- [Problem to work on] Copy every line of the items below word for word, leaving out the pictures.

begin Dataset extract

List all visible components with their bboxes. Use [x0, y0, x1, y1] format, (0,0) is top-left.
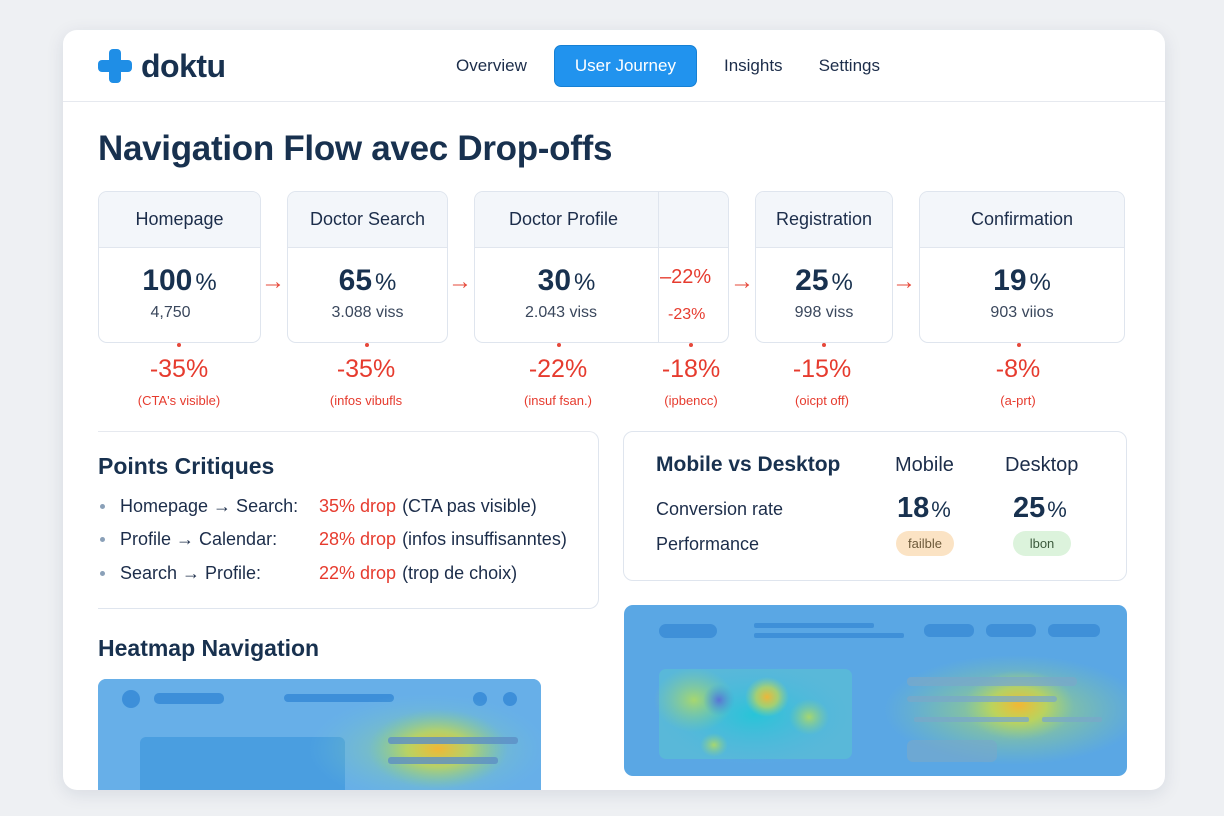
critical-point-reason: (CTA pas visible)	[402, 496, 537, 516]
row-conversion-rate: Conversion rate	[656, 499, 784, 519]
drop-percentage: -22%	[528, 355, 588, 383]
drop-percentage: -35%	[149, 355, 209, 383]
critical-point-label: Search → Profile:	[120, 563, 262, 583]
drop-marker	[689, 343, 693, 347]
inline-drop-bottom: -23%	[668, 306, 706, 323]
medical-cross-icon	[98, 49, 132, 83]
flow-arrow-icon: →	[448, 268, 472, 295]
drop-marker	[822, 343, 826, 347]
step-name: Homepage	[99, 192, 260, 248]
step-name: Doctor Profile	[475, 192, 728, 248]
drop-marker	[177, 343, 181, 347]
critical-point-reason: (trop de choix)	[402, 563, 518, 583]
mobile-conversion-value: 18%	[897, 492, 951, 524]
step-visits: 3.088 viss	[331, 304, 404, 321]
mobile-performance-badge: failble	[896, 531, 954, 556]
flow-arrow-icon: →	[730, 268, 754, 295]
main-nav: Overview User Journey Insights Settings	[438, 45, 898, 87]
drop-marker	[365, 343, 369, 347]
critical-point-label: Profile → Calendar:	[120, 529, 278, 549]
step-percentage: 100%	[142, 264, 217, 297]
critical-point-label: Homepage → Search:	[120, 496, 299, 516]
drop-reason: (infos vibufls	[329, 393, 403, 408]
mobile-vs-desktop-title: Mobile vs Desktop	[656, 453, 841, 476]
column-desktop: Desktop	[1005, 454, 1079, 476]
desktop-heatmap-image	[624, 605, 1127, 776]
nav-user-journey[interactable]: User Journey	[553, 45, 697, 87]
step-name: Confirmation	[920, 192, 1124, 248]
inline-drop-top: –22%	[660, 266, 712, 288]
funnel-step-doctor-search[interactable]: Doctor Search 65% 3.088 viss	[287, 191, 448, 343]
critical-point-drop: 35% drop	[319, 496, 397, 516]
drop-percentage: -8%	[995, 355, 1041, 383]
drop-marker	[557, 343, 561, 347]
logo[interactable]: doktu	[98, 48, 226, 84]
drop-reason: (a-prt)	[1000, 393, 1036, 408]
critical-point-reason: (infos insuffisanntes)	[402, 529, 567, 549]
column-mobile: Mobile	[895, 454, 954, 476]
nav-overview[interactable]: Overview	[438, 46, 545, 86]
funnel-step-confirmation[interactable]: Confirmation 19% 903 viios	[919, 191, 1125, 343]
drop-percentage: -35%	[336, 355, 396, 383]
desktop-heatmap-graphic	[624, 605, 1127, 776]
critical-point-drop: 22% drop	[319, 563, 397, 583]
step-name: Doctor Search	[288, 192, 447, 248]
page-title: Navigation Flow avec Drop-offs	[98, 129, 613, 168]
drop-reason: (ipbencc)	[664, 393, 718, 408]
top-navigation-bar: doktu Overview User Journey Insights Set…	[63, 30, 1165, 102]
drop-percentage: -15%	[792, 355, 852, 383]
critical-points-title: Points Critiques	[98, 453, 275, 479]
step-name: Registration	[756, 192, 892, 248]
drop-reason: (CTA's visible)	[137, 393, 221, 408]
nav-insights[interactable]: Insights	[706, 46, 801, 86]
step-visits: 4,750	[150, 304, 191, 321]
drop-reason: (insuf fsan.)	[524, 393, 592, 408]
critical-point-item: Homepage → Search: 35% drop (CTA pas vis…	[100, 496, 537, 517]
logo-text: doktu	[141, 47, 226, 84]
dashboard-card: doktu Overview User Journey Insights Set…	[63, 30, 1165, 790]
desktop-performance-badge: lbon	[1013, 531, 1071, 556]
nav-settings[interactable]: Settings	[801, 46, 898, 86]
critical-point-item: Search → Profile: 22% drop (trop de choi…	[100, 563, 517, 584]
bullet-icon	[100, 537, 105, 542]
drop-reason: (oicpt off)	[795, 393, 849, 408]
funnel-step-doctor-profile[interactable]: Doctor Profile 30% 2.043 viss –22% -23%	[474, 191, 729, 343]
mobile-heatmap-graphic	[98, 679, 541, 790]
step-percentage: 65%	[338, 264, 397, 297]
funnel-step-registration[interactable]: Registration 25% 998 viss	[755, 191, 893, 343]
critical-point-item: Profile → Calendar: 28% drop (infos insu…	[100, 529, 567, 550]
flow-arrow-icon: →	[261, 268, 285, 295]
bullet-icon	[100, 504, 105, 509]
row-performance: Performance	[656, 534, 760, 554]
drop-percentage: -18%	[661, 355, 721, 383]
bullet-icon	[100, 571, 105, 576]
mobile-heatmap-image	[98, 679, 541, 790]
step-visits: 2.043 viss	[524, 304, 598, 321]
step-percentage: 30%	[537, 264, 596, 297]
drop-marker	[1017, 343, 1021, 347]
step-visits: 998 viss	[794, 304, 854, 321]
step-percentage: 25%	[795, 264, 853, 297]
heatmap-title: Heatmap Navigation	[98, 635, 320, 661]
funnel-step-homepage[interactable]: Homepage 100% 4,750	[98, 191, 261, 343]
step-percentage: 19%	[993, 264, 1051, 297]
desktop-conversion-value: 25%	[1013, 492, 1067, 524]
flow-arrow-icon: →	[892, 268, 916, 295]
critical-point-drop: 28% drop	[319, 529, 397, 549]
step-visits: 903 viios	[990, 304, 1054, 321]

end Dataset extract

- [In response]
List all visible components with their bboxes. Use [x0, y0, x1, y1] format, (0,0) is top-left.
critical-point-reason: (CTA pas visible)	[402, 496, 537, 516]
row-conversion-rate: Conversion rate	[656, 499, 784, 519]
drop-percentage: -22%	[528, 355, 588, 383]
drop-percentage: -35%	[149, 355, 209, 383]
critical-point-label: Search → Profile:	[120, 563, 262, 583]
drop-marker	[689, 343, 693, 347]
inline-drop-bottom: -23%	[668, 306, 706, 323]
medical-cross-icon	[98, 49, 132, 83]
flow-arrow-icon: →	[448, 268, 472, 295]
drop-marker	[822, 343, 826, 347]
step-name: Homepage	[99, 192, 260, 248]
step-name: Doctor Profile	[475, 192, 728, 248]
drop-marker	[177, 343, 181, 347]
critical-point-reason: (trop de choix)	[402, 563, 518, 583]
mobile-conversion-value: 18%	[897, 492, 951, 524]
step-visits: 3.088 viss	[331, 304, 404, 321]
mobile-performance-badge: failble	[896, 531, 954, 556]
flow-arrow-icon: →	[730, 268, 754, 295]
main-nav: Overview User Journey Insights Settings	[438, 45, 898, 87]
drop-marker	[365, 343, 369, 347]
critical-point-label: Profile → Calendar:	[120, 529, 278, 549]
step-percentage: 100%	[142, 264, 217, 297]
critical-point-label: Homepage → Search:	[120, 496, 299, 516]
drop-reason: (infos vibufls	[329, 393, 403, 408]
mobile-vs-desktop-title: Mobile vs Desktop	[656, 453, 841, 476]
column-desktop: Desktop	[1005, 454, 1079, 476]
desktop-heatmap-image	[624, 605, 1127, 776]
nav-user-journey[interactable]: User Journey	[553, 45, 697, 87]
step-name: Confirmation	[920, 192, 1124, 248]
inline-drop-top: –22%	[660, 266, 712, 288]
funnel-step-doctor-search[interactable]: Doctor Search 65% 3.088 viss	[287, 191, 448, 343]
critical-point-drop: 35% drop	[319, 496, 397, 516]
drop-percentage: -8%	[995, 355, 1041, 383]
drop-marker	[557, 343, 561, 347]
logo[interactable]: doktu	[98, 48, 226, 84]
drop-reason: (a-prt)	[1000, 393, 1036, 408]
critical-point-reason: (infos insuffisanntes)	[402, 529, 567, 549]
column-mobile: Mobile	[895, 454, 954, 476]
nav-overview[interactable]: Overview	[438, 46, 545, 86]
funnel-step-confirmation[interactable]: Confirmation 19% 903 viios	[919, 191, 1125, 343]
drop-percentage: -35%	[336, 355, 396, 383]
desktop-heatmap-graphic	[624, 605, 1127, 776]
critical-point-drop: 22% drop	[319, 563, 397, 583]
step-name: Doctor Search	[288, 192, 447, 248]
page-title: Navigation Flow avec Drop-offs	[98, 129, 613, 168]
drop-reason: (ipbencc)	[664, 393, 718, 408]
top-navigation-bar: doktu Overview User Journey Insights Set…	[63, 30, 1165, 102]
drop-percentage: -15%	[792, 355, 852, 383]
critical-points-title: Points Critiques	[98, 453, 275, 479]
step-name: Registration	[756, 192, 892, 248]
drop-reason: (CTA's visible)	[137, 393, 221, 408]
nav-insights[interactable]: Insights	[706, 46, 801, 86]
step-visits: 4,750	[150, 304, 191, 321]
drop-reason: (insuf fsan.)	[524, 393, 592, 408]
critical-point-item: Homepage → Search: 35% drop (CTA pas vis…	[100, 496, 537, 517]
logo-text: doktu	[141, 47, 226, 84]
dashboard-card: doktu Overview User Journey Insights Set…	[63, 30, 1165, 790]
desktop-performance-badge: lbon	[1013, 531, 1071, 556]
nav-settings[interactable]: Settings	[801, 46, 898, 86]
critical-point-item: Search → Profile: 22% drop (trop de choi…	[100, 563, 517, 584]
bullet-icon	[100, 537, 105, 542]
drop-reason: (oicpt off)	[795, 393, 849, 408]
funnel-step-doctor-profile[interactable]: Doctor Profile 30% 2.043 viss –22% -23%	[474, 191, 729, 343]
mobile-heatmap-graphic	[98, 679, 541, 790]
step-percentage: 65%	[338, 264, 397, 297]
funnel-step-registration[interactable]: Registration 25% 998 viss	[755, 191, 893, 343]
critical-point-item: Profile → Calendar: 28% drop (infos insu…	[100, 529, 567, 550]
flow-arrow-icon: →	[261, 268, 285, 295]
bullet-icon	[100, 504, 105, 509]
row-performance: Performance	[656, 534, 760, 554]
drop-percentage: -18%	[661, 355, 721, 383]
bullet-icon	[100, 571, 105, 576]
mobile-heatmap-image	[98, 679, 541, 790]
step-visits: 2.043 viss	[524, 304, 598, 321]
step-percentage: 30%	[537, 264, 596, 297]
drop-marker	[1017, 343, 1021, 347]
step-visits: 998 viss	[794, 304, 854, 321]
step-percentage: 25%	[795, 264, 853, 297]
heatmap-title: Heatmap Navigation	[98, 635, 320, 661]
funnel-step-homepage[interactable]: Homepage 100% 4,750	[98, 191, 261, 343]
step-percentage: 19%	[993, 264, 1051, 297]
desktop-conversion-value: 25%	[1013, 492, 1067, 524]
flow-arrow-icon: →	[892, 268, 916, 295]
critical-point-drop: 28% drop	[319, 529, 397, 549]
step-visits: 903 viios	[990, 304, 1054, 321]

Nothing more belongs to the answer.